**Do this**
Repeat the listing word for word. No pictures belong in the copy.

[Exercise data start]

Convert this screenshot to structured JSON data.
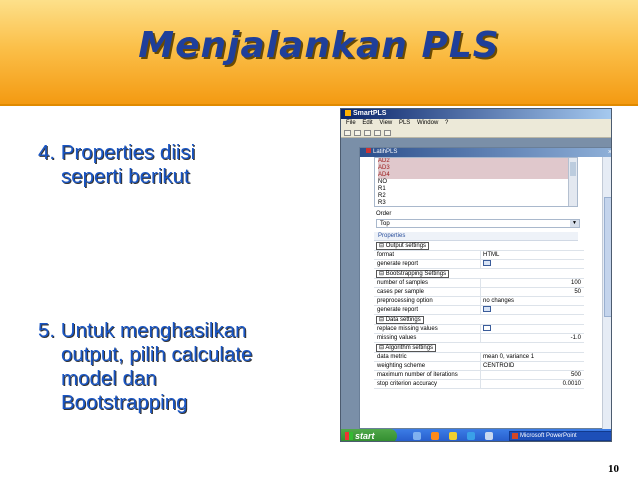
{
  "slide": {
    "title": "Menjalankan PLS",
    "bullet4_line1": "4. Properties diisi",
    "bullet4_line2": "seperti berikut",
    "bullet5_line1": "5. Untuk menghasilkan",
    "bullet5_line2": "output, pilih calculate",
    "bullet5_line3": "model dan",
    "bullet5_line4": "Bootstrapping",
    "page_number": "10"
  },
  "screenshot": {
    "app_title": "SmartPLS",
    "menu": [
      "File",
      "Edit",
      "View",
      "PLS",
      "Window",
      "?"
    ],
    "inner_title": "LatihPLS",
    "list_items": [
      "AD2",
      "AD3",
      "AD4",
      "NO",
      "R1",
      "R2",
      "R3"
    ],
    "order_label": "Order",
    "order_value": "Top",
    "properties_tab": "Properties",
    "output_settings": "Output settings",
    "format_label": "format",
    "format_value": "HTML",
    "generate_report_label": "generate report",
    "bootstrapping_settings": "Bootstrapping Settings",
    "number_of_samples_label": "number of samples",
    "number_of_samples_value": "100",
    "cases_per_sample_label": "cases per sample",
    "cases_per_sample_value": "50",
    "preprocessing_label": "preprocessing option",
    "preprocessing_value": "no changes",
    "generate_report2_label": "generate report",
    "data_settings": "Data settings",
    "replace_missing_label": "replace missing values",
    "missing_values_label": "missing values",
    "missing_values_value": "-1.0",
    "algorithm_settings": "Algorithm settings",
    "data_metric_label": "data metric",
    "data_metric_value": "mean 0, variance 1",
    "weighting_scheme_label": "weighting scheme",
    "weighting_scheme_value": "CENTROID",
    "max_iterations_label": "maximum number of iterations",
    "max_iterations_value": "500",
    "stop_criterion_label": "stop criterion accuracy",
    "stop_criterion_value": "0.0010",
    "start_label": "start",
    "taskbar_item": "Microsoft PowerPoint"
  },
  "colors": {
    "title_text": "#1f3f9a",
    "bullet_text": "#1a56c4",
    "band_top": "#fde08a",
    "band_bottom": "#f49a12"
  }
}
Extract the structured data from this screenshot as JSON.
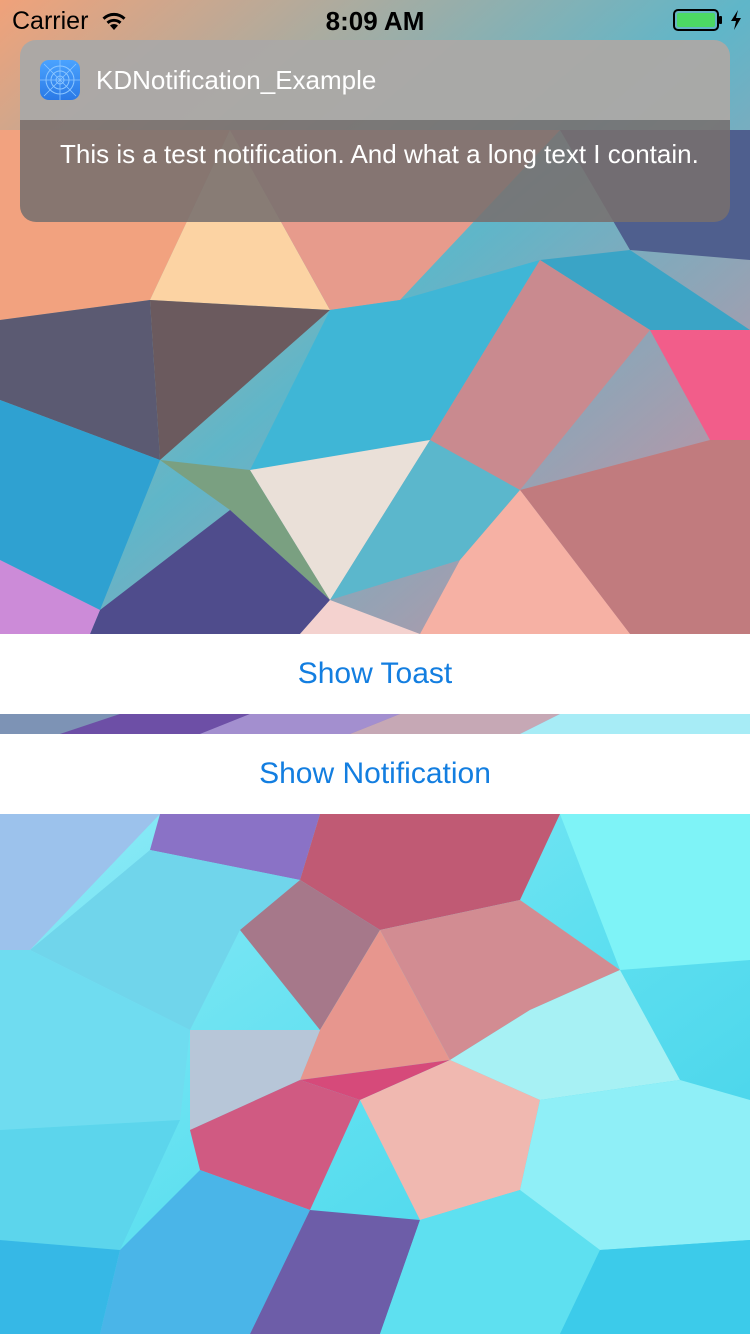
{
  "status_bar": {
    "carrier": "Carrier",
    "time": "8:09 AM",
    "wifi_icon": "wifi-icon",
    "battery_icon": "battery-icon",
    "charging_icon": "charging-bolt-icon",
    "battery_color": "#4cd964"
  },
  "notification": {
    "app_icon": "app-icon",
    "app_name": "KDNotification_Example",
    "message": "This is a test notification. And what a long text I contain."
  },
  "actions": {
    "show_toast_label": "Show Toast",
    "show_notification_label": "Show Notification"
  },
  "colors": {
    "tint": "#137ee0",
    "button_background": "#ffffff"
  }
}
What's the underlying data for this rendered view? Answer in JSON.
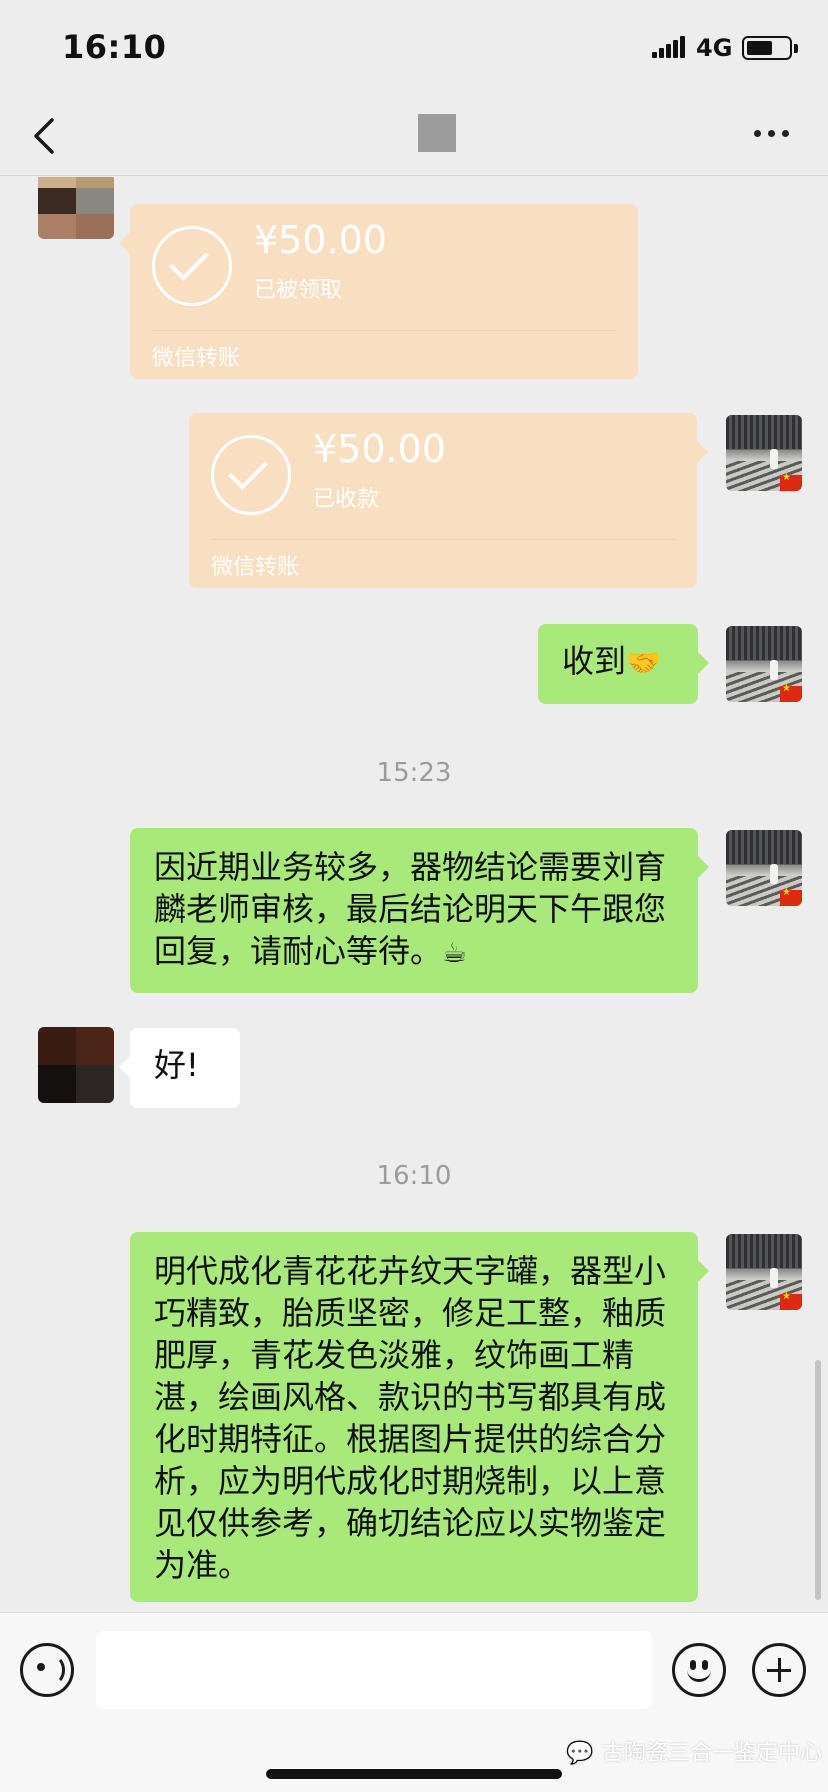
{
  "status_bar": {
    "time": "16:10",
    "network": "4G",
    "battery_level": 0.62
  },
  "nav": {
    "back_icon": "chevron-left-icon",
    "more_icon": "more-dots-icon"
  },
  "messages": [
    {
      "type": "transfer",
      "side": "left",
      "amount": "¥50.00",
      "status": "已被领取",
      "label": "微信转账"
    },
    {
      "type": "transfer",
      "side": "right",
      "amount": "¥50.00",
      "status": "已收款",
      "label": "微信转账"
    },
    {
      "type": "text",
      "side": "right",
      "text": "收到",
      "emoji": "🤝"
    },
    {
      "type": "timestamp",
      "text": "15:23"
    },
    {
      "type": "text",
      "side": "right",
      "text": "因近期业务较多，器物结论需要刘育麟老师审核，最后结论明天下午跟您回复，请耐心等待。",
      "emoji": "☕"
    },
    {
      "type": "text",
      "side": "left",
      "text": "好!"
    },
    {
      "type": "timestamp",
      "text": "16:10"
    },
    {
      "type": "text",
      "side": "right",
      "text": "明代成化青花花卉纹天字罐，器型小巧精致，胎质坚密，修足工整，釉质肥厚，青花发色淡雅，纹饰画工精湛，绘画风格、款识的书写都具有成化时期特征。根据图片提供的综合分析，应为明代成化时期烧制，以上意见仅供参考，确切结论应以实物鉴定为准。"
    }
  ],
  "input_bar": {
    "voice_icon": "voice-icon",
    "emoji_icon": "emoji-icon",
    "add_icon": "plus-icon",
    "watermark": "古陶瓷三合一鉴定中心"
  },
  "colors": {
    "background": "#ededed",
    "sent_bubble": "#a9e97a",
    "received_bubble": "#ffffff",
    "transfer_bubble": "#f8dfc2"
  }
}
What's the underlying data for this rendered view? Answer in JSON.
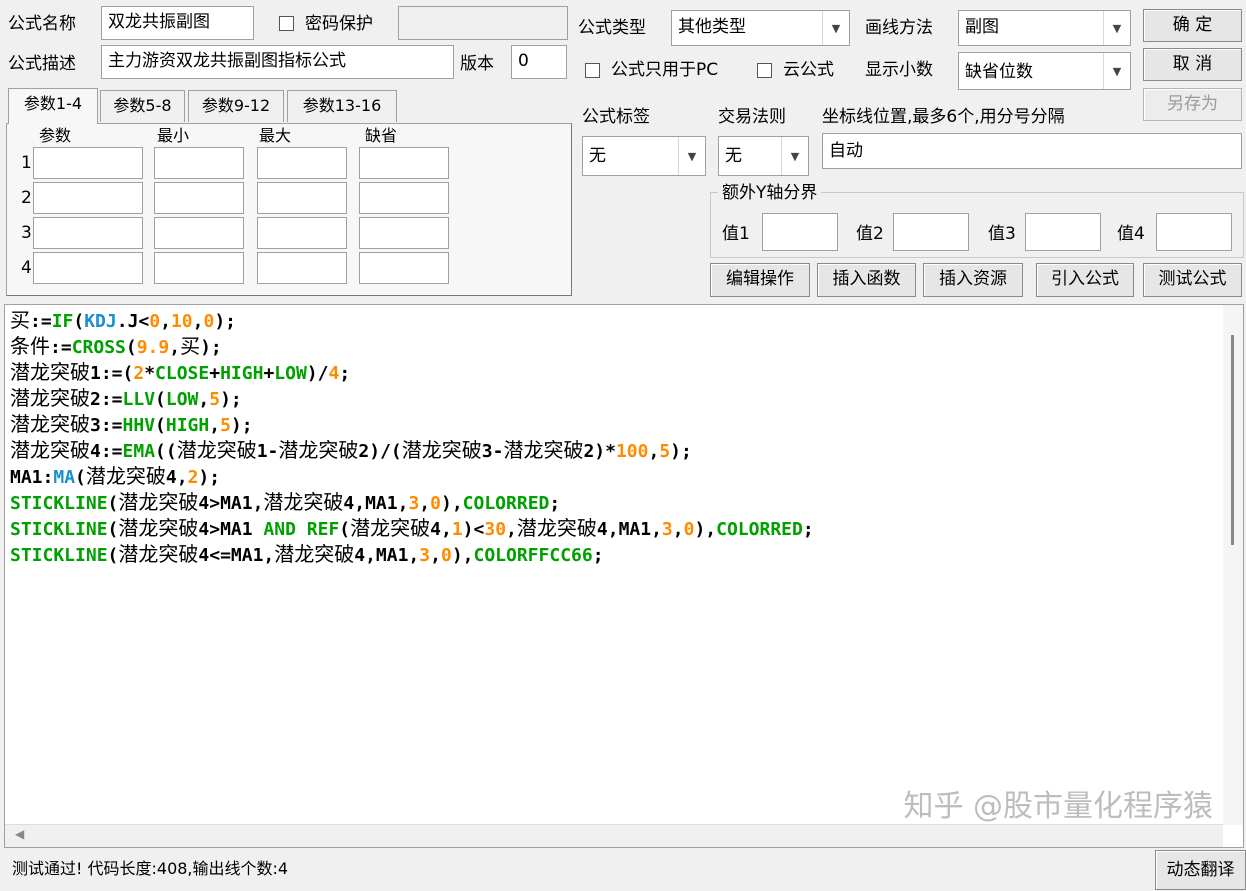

[Exercise data end]

**Solution to this problem**
Convert this screenshot to structured JSON data.
{
  "slide": {
    "title": "Menjalankan PLS",
    "bullet4_line1": "4. Properties diisi",
    "bullet4_line2": "seperti berikut",
    "bullet5_line1": "5. Untuk menghasilkan",
    "bullet5_line2": "output, pilih calculate",
    "bullet5_line3": "model dan",
    "bullet5_line4": "Bootstrapping",
    "page_number": "10"
  },
  "screenshot": {
    "app_title": "SmartPLS",
    "menu": [
      "File",
      "Edit",
      "View",
      "PLS",
      "Window",
      "?"
    ],
    "inner_title": "LatihPLS",
    "list_items": [
      "AD2",
      "AD3",
      "AD4",
      "NO",
      "R1",
      "R2",
      "R3"
    ],
    "order_label": "Order",
    "order_value": "Top",
    "properties_tab": "Properties",
    "output_settings": "Output settings",
    "format_label": "format",
    "format_value": "HTML",
    "generate_report_label": "generate report",
    "bootstrapping_settings": "Bootstrapping Settings",
    "number_of_samples_label": "number of samples",
    "number_of_samples_value": "100",
    "cases_per_sample_label": "cases per sample",
    "cases_per_sample_value": "50",
    "preprocessing_label": "preprocessing option",
    "preprocessing_value": "no changes",
    "generate_report2_label": "generate report",
    "data_settings": "Data settings",
    "replace_missing_label": "replace missing values",
    "missing_values_label": "missing values",
    "missing_values_value": "-1.0",
    "algorithm_settings": "Algorithm settings",
    "data_metric_label": "data metric",
    "data_metric_value": "mean 0, variance 1",
    "weighting_scheme_label": "weighting scheme",
    "weighting_scheme_value": "CENTROID",
    "max_iterations_label": "maximum number of iterations",
    "max_iterations_value": "500",
    "stop_criterion_label": "stop criterion accuracy",
    "stop_criterion_value": "0.0010",
    "start_label": "start",
    "taskbar_item": "Microsoft PowerPoint"
  },
  "colors": {
    "title_text": "#1f3f9a",
    "bullet_text": "#1a56c4",
    "band_top": "#fde08a",
    "band_bottom": "#f49a12"
  }
}
Extract the structured data from this screenshot as JSON.
{
  "status_bar": {
    "carrier": "Carrier",
    "time": "8:09 AM",
    "wifi_icon": "wifi-icon",
    "battery_icon": "battery-icon",
    "charging_icon": "charging-bolt-icon",
    "battery_color": "#4cd964"
  },
  "notification": {
    "app_icon": "app-icon",
    "app_name": "KDNotification_Example",
    "message": "This is a test notification. And what a long text I contain."
  },
  "actions": {
    "show_toast_label": "Show Toast",
    "show_notification_label": "Show Notification"
  },
  "colors": {
    "tint": "#137ee0",
    "button_background": "#ffffff"
  }
}
What's the underlying data for this rendered view? Answer in JSON.
{
  "status_bar": {
    "time": "16:10",
    "network": "4G",
    "battery_level": 0.62
  },
  "nav": {
    "back_icon": "chevron-left-icon",
    "more_icon": "more-dots-icon"
  },
  "messages": [
    {
      "type": "transfer",
      "side": "left",
      "amount": "¥50.00",
      "status": "已被领取",
      "label": "微信转账"
    },
    {
      "type": "transfer",
      "side": "right",
      "amount": "¥50.00",
      "status": "已收款",
      "label": "微信转账"
    },
    {
      "type": "text",
      "side": "right",
      "text": "收到",
      "emoji": "🤝"
    },
    {
      "type": "timestamp",
      "text": "15:23"
    },
    {
      "type": "text",
      "side": "right",
      "text": "因近期业务较多，器物结论需要刘育麟老师审核，最后结论明天下午跟您回复，请耐心等待。",
      "emoji": "☕"
    },
    {
      "type": "text",
      "side": "left",
      "text": "好!"
    },
    {
      "type": "timestamp",
      "text": "16:10"
    },
    {
      "type": "text",
      "side": "right",
      "text": "明代成化青花花卉纹天字罐，器型小巧精致，胎质坚密，修足工整，釉质肥厚，青花发色淡雅，纹饰画工精湛，绘画风格、款识的书写都具有成化时期特征。根据图片提供的综合分析，应为明代成化时期烧制，以上意见仅供参考，确切结论应以实物鉴定为准。"
    }
  ],
  "input_bar": {
    "voice_icon": "voice-icon",
    "emoji_icon": "emoji-icon",
    "add_icon": "plus-icon",
    "watermark": "古陶瓷三合一鉴定中心"
  },
  "colors": {
    "background": "#ededed",
    "sent_bubble": "#a9e97a",
    "received_bubble": "#ffffff",
    "transfer_bubble": "#f8dfc2"
  }
}
What's the underlying data for this rendered view? Answer in JSON.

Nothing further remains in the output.